Select and reproduce each line of the listing below that bears the string "advertiser".
# Start of Available records
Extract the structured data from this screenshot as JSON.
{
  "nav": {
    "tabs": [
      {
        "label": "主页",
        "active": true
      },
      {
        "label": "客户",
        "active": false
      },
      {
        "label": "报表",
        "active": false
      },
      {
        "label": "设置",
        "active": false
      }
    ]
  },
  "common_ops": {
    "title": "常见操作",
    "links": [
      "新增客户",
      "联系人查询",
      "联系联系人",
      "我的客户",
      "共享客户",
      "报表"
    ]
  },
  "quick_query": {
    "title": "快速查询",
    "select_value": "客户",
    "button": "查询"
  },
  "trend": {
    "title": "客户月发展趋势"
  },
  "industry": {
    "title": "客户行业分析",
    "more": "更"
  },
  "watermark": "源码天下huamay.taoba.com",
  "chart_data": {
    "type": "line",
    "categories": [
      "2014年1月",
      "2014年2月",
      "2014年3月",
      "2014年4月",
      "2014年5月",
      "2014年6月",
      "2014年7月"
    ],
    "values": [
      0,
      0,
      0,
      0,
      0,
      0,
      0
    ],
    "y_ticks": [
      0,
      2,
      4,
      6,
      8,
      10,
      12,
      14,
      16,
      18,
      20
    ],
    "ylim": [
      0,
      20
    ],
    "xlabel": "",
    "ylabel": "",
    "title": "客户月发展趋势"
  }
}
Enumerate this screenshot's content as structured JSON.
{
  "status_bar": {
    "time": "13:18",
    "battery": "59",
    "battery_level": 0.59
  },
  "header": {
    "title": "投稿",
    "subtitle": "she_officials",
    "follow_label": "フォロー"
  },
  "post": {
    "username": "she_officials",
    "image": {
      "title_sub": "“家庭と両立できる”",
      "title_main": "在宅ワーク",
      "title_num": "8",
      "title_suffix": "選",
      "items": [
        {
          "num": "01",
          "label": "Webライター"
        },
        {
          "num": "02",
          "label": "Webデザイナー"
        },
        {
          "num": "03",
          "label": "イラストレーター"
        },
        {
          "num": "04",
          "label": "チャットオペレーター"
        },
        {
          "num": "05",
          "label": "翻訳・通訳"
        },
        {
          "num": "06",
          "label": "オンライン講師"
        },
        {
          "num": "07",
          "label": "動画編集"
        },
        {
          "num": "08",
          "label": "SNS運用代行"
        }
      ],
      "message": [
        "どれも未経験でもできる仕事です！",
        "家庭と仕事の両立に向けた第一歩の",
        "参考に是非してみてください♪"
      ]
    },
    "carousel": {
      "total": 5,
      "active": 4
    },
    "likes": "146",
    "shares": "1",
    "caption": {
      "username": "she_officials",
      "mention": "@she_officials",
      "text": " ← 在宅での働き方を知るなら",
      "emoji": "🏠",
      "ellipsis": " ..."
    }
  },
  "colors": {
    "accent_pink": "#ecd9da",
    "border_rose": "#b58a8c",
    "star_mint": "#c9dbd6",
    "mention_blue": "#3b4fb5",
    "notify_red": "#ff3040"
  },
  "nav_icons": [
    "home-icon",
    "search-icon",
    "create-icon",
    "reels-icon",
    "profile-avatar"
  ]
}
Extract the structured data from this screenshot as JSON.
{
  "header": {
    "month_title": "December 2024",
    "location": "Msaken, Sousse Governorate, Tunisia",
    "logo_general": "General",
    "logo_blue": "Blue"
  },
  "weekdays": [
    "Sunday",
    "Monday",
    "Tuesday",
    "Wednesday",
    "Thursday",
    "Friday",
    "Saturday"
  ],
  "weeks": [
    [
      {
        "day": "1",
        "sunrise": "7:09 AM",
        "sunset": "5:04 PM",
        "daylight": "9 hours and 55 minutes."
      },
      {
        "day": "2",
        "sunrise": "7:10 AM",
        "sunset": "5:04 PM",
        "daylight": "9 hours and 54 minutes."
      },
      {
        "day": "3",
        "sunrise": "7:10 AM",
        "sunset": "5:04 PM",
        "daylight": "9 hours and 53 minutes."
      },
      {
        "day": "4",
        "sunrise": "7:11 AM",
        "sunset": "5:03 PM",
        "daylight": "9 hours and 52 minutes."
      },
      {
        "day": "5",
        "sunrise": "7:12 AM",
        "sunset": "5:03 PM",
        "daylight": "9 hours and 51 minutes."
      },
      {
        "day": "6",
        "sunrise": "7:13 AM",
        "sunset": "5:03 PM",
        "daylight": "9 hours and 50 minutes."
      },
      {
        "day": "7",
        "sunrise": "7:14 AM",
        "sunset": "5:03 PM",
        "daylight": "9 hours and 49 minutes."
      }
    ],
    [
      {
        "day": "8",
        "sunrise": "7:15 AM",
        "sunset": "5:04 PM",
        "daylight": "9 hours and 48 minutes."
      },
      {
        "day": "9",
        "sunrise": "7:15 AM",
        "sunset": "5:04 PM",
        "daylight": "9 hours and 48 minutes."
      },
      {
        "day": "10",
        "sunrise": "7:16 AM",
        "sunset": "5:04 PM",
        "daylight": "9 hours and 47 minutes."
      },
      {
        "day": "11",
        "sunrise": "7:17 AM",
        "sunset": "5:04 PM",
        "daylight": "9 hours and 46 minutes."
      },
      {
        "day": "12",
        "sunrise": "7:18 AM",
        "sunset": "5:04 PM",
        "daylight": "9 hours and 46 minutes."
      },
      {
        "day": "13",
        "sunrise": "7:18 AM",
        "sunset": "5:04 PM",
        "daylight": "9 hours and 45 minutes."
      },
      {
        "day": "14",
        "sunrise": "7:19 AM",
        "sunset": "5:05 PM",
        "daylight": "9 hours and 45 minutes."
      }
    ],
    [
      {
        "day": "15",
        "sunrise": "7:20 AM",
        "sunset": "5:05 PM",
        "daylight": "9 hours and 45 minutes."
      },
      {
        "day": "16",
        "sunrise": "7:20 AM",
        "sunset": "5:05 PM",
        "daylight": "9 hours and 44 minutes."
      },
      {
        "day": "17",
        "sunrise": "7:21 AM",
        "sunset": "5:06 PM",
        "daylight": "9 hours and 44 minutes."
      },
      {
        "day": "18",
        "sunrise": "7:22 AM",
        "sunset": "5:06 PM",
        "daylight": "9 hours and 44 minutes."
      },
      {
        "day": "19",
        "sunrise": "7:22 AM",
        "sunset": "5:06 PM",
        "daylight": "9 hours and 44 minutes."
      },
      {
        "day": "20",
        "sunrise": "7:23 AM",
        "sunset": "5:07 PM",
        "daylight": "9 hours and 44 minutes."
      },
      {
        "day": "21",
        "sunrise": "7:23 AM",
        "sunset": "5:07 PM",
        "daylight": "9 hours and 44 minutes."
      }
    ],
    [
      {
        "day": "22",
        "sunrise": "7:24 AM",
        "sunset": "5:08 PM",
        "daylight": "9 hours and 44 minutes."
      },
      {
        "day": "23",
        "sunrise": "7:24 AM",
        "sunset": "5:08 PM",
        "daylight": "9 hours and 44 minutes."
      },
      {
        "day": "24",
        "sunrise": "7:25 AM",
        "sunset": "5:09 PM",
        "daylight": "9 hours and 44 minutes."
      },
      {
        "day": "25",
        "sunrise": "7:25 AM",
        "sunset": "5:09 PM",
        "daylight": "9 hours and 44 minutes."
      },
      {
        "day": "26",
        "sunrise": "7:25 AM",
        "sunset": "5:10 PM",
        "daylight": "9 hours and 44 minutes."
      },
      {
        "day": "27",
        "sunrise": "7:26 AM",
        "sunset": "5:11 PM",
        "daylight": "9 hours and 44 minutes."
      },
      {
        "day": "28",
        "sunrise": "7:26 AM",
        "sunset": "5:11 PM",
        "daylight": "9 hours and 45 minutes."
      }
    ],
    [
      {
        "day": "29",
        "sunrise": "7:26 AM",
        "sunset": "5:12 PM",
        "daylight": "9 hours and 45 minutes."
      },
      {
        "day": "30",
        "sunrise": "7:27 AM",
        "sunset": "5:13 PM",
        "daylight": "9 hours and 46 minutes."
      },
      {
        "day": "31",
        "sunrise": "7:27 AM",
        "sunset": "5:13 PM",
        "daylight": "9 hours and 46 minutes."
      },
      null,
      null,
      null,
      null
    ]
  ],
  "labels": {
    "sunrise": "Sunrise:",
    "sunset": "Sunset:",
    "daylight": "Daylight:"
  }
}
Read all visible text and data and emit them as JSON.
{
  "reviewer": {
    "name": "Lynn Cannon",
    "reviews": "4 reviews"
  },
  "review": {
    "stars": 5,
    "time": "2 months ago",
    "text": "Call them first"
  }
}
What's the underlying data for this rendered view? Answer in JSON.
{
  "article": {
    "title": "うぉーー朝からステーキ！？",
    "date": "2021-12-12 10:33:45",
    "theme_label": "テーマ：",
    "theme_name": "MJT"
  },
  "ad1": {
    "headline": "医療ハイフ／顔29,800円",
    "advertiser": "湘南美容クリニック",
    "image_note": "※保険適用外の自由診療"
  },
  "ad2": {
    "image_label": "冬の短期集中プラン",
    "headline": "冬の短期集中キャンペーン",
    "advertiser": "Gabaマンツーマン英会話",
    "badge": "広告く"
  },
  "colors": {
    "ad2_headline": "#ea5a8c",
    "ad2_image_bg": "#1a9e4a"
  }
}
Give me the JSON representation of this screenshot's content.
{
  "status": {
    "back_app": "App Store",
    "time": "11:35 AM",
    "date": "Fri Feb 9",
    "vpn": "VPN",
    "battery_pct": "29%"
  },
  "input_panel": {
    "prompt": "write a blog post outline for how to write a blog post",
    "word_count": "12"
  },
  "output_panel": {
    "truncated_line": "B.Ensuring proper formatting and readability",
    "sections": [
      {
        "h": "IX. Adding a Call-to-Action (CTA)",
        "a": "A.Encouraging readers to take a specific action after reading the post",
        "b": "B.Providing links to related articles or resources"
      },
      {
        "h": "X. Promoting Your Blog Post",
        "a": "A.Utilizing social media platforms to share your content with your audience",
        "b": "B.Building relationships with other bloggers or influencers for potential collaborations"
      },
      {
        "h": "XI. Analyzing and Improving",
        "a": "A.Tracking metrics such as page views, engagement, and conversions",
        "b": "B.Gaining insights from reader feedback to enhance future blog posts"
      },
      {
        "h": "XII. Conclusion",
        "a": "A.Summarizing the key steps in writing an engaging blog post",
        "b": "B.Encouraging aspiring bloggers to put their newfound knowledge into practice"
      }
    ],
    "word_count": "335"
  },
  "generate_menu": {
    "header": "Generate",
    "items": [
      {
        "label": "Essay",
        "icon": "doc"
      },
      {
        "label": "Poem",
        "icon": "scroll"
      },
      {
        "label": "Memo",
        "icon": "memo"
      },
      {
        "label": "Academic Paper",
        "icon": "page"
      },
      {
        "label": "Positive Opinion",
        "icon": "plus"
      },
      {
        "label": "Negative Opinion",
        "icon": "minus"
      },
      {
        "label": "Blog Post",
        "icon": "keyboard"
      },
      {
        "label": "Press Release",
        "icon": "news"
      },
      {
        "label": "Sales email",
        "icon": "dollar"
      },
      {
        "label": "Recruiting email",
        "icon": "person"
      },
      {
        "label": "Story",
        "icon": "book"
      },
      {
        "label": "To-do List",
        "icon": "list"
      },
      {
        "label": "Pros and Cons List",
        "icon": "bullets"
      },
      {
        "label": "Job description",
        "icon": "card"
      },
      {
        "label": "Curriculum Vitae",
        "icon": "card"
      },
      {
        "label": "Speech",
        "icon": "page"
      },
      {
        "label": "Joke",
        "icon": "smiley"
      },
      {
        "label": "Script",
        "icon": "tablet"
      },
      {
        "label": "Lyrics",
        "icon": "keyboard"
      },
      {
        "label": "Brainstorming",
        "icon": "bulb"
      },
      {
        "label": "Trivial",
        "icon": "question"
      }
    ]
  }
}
# End of Available records
**Worked answer:**
    "advertiser": "湘南美容クリニック",
    "advertiser": "Gabaマンツーマン英会話",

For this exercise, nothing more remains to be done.